TEXTAUSZUG ▸
>>>>
Der Präsident des „Denk.Raum.Fresach“, Hannes Swoboda, dankte Sauer für seine Initiative und Schirmherrschaft. „Wir müssen immer wieder daran arbeiten, dass Europa ein Ort der Toleranz wird“, so der langjährige Europapolitiker. Im Dialog mit anderen dürfe nicht auf eigene Wertvorstellungen verzichtet werden, diese seien jedoch immer wieder in Frage zu stellen. Angesichts der islamistischen Gewalt warnte der Europapolitiker davor, Religionen „an denen zu messen, die sie für ihre extremistischen Ziele missbrauchen“. Um Flüchtlingstragödien wie jene im Mittelmeer zu verhindern, brauche es legale Wege nach Europa.

Ohne weltanschauliche Toleranz sei eine Demokratie und pluralistische Gesellschaft nicht möglich, zeigte sich Bundespräsident Heinz Fischer bei der Eröffnung überzeugt. Toleranz sei kein expliziter Bestandteil eines Normengebäudes und auch keine Schwäche, sondern „Lebensprinzip“, eine Haltung, die helfe, „das Aufeinanderprallen unterschiedlicher Auffassungen abzufedern und das Zusammenleben der Menschen zu erleichtern“. Toleranz nehme Rücksicht „auf die Nächsten und Übernächsten“. Im Zusammenleben „brauchen wir verbindliche Normen und Toleranz“, betonte der Bundespräsident.

Landeshauptmann Peter Kaiser sieht in den Toleranzgesprächen, die künftig jährlich in dem traditionsreichen Kärntner Bergdorf stattfinden sollen, ein „ermutigendes Zeichen“, das „nach den Sünden der Vergangenheit“ einen positiven Blick auf Kärnten lenke. Nicht das Gefühl bestimme die Toleranz, sondern „das Verstehen muss da sein, die rationale Akzeptanz, dass Anderes anders sein darf, anders sein muss“. Toleranz sei untrennbar mit Freiheit und Demokratie verbunden, während Intoleranz Unfreiheit bedeute, erklärte der Landeshauptmann.
<<<<
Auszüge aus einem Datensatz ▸
>>>>
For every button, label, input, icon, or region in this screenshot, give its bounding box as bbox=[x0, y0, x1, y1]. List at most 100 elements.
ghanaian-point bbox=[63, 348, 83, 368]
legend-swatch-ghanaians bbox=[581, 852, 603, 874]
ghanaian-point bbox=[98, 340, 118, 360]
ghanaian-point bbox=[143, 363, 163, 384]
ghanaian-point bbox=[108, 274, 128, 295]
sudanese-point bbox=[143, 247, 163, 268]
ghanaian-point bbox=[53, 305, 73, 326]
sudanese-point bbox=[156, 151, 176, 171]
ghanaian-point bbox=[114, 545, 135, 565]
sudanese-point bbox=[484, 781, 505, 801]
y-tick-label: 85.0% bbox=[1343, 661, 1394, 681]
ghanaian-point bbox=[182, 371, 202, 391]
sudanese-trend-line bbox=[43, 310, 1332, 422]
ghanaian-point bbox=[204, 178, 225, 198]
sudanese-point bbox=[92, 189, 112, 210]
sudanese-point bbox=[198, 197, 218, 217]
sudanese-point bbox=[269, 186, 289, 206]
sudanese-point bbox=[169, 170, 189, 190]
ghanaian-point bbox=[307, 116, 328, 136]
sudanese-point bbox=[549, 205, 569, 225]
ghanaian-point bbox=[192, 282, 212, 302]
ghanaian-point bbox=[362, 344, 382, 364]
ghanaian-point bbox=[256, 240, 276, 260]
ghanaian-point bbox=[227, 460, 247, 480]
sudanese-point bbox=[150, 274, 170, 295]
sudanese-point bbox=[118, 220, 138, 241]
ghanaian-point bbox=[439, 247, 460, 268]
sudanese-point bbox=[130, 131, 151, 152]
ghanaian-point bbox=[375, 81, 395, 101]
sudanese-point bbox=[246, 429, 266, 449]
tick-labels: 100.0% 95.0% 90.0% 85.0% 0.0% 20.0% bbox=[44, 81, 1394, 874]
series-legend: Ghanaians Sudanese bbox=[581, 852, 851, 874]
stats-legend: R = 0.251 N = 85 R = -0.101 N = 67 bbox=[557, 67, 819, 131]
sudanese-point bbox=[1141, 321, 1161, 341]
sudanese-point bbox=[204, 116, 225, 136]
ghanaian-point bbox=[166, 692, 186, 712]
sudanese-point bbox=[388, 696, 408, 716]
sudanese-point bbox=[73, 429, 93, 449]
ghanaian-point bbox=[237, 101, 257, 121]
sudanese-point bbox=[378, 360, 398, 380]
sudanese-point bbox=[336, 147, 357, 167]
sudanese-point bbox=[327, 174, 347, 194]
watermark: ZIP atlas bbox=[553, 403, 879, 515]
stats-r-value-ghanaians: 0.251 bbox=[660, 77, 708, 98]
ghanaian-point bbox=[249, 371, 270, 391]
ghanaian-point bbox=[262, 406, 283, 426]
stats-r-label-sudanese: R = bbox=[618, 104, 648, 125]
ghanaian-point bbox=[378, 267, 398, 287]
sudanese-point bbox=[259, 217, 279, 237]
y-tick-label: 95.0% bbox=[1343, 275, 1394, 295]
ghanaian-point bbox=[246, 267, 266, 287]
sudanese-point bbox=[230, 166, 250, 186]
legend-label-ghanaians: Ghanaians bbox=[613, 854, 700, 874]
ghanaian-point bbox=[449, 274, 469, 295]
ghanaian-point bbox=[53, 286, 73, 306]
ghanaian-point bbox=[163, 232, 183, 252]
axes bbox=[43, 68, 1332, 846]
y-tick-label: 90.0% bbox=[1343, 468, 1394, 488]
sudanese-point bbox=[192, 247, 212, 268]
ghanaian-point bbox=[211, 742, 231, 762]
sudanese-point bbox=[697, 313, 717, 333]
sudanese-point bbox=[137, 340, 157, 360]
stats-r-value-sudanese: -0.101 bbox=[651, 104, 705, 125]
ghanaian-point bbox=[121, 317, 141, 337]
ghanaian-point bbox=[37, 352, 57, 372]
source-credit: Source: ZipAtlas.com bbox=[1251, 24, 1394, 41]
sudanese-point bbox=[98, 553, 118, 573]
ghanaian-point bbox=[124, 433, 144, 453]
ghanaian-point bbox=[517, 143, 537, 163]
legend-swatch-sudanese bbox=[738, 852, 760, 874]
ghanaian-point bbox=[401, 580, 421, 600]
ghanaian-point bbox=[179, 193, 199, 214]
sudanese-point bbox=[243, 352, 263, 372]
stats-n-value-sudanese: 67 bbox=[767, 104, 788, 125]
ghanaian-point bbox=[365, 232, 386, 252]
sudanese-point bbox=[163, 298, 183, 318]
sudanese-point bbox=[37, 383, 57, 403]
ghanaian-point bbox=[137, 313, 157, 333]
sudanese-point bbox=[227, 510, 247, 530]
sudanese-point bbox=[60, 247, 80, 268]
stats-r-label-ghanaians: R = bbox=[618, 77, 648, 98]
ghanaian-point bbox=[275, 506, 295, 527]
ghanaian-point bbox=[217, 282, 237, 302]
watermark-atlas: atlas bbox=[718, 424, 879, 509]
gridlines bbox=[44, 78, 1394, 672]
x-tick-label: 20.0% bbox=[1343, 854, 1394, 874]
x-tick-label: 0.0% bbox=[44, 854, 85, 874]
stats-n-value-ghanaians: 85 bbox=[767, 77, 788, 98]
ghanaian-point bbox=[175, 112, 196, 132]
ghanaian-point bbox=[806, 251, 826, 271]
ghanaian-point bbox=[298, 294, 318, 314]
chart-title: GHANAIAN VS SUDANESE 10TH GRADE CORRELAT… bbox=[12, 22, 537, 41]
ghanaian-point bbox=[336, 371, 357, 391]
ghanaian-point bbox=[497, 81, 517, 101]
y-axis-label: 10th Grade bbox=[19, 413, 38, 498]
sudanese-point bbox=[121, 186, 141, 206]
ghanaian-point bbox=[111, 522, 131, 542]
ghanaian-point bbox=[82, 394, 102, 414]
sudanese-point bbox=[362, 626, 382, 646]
<<<<
AUFGABE A ▸
Beantworte anhand des Textes über die Toleranzgespräche in Fresach diese Fragen:
(i) Was braucht es laut Hannes Swoboda, um Flüchtlingstragödien wie jene im Mittelmeer zu verhindern?
(ii) Als was bezeichnet Heinz Fischer die Toleranz, statt sie eine Schwäche zu nennen?
(iii) Wie oft sollen die Toleranzgespräche künftig stattfinden?
AUFGABE B ▸ Setze den Text über die Toleranzgespräche in Fresach im selben Stil nach seinem letzten Satz fort.

ANTWORT A ▸
(i) Es braucht legale Wege nach Europa.
(ii) Er bezeichnet sie als „Lebensprinzip“.
(iii) Sie sollen künftig jährlich stattfinden.

ANTWORT B ▸
Eröffnet wurden die Toleranzgespräche mit einem Vortrag des Journalisten Ronald Barazon. Toleranz setze voraus, „dass ich mich auch selbst in Frage stelle“, sagte der bekannte Publizist und Moderator von Diskussionssendungen. Toleranz werde dann gelebt, „wenn man akzeptiert, dass der Andere eine Meinung hat, und man bereit ist, von ihm zu lernen“. Vor allem aber erfordere Toleranz „absolute Intoleranz gegenüber Intoleranz“. Dazu brauche es eine „wehrhafte Demokratie“ in einem funktionierenden Rechtsstaat. Diesen sieht Barazon im zusammenwachsenden Europa gefährdet. Seit dem Vertrag von Lissabon wirkten die Verordnungen der „Verwaltungsbehörde EU-Kommission“ europarechtlich stärker als die Richtlinien des europäischen Parlaments und der Nationalstaaten. „Die Gewaltentrennung wird gerade aufgehoben“, analysierte Barazon.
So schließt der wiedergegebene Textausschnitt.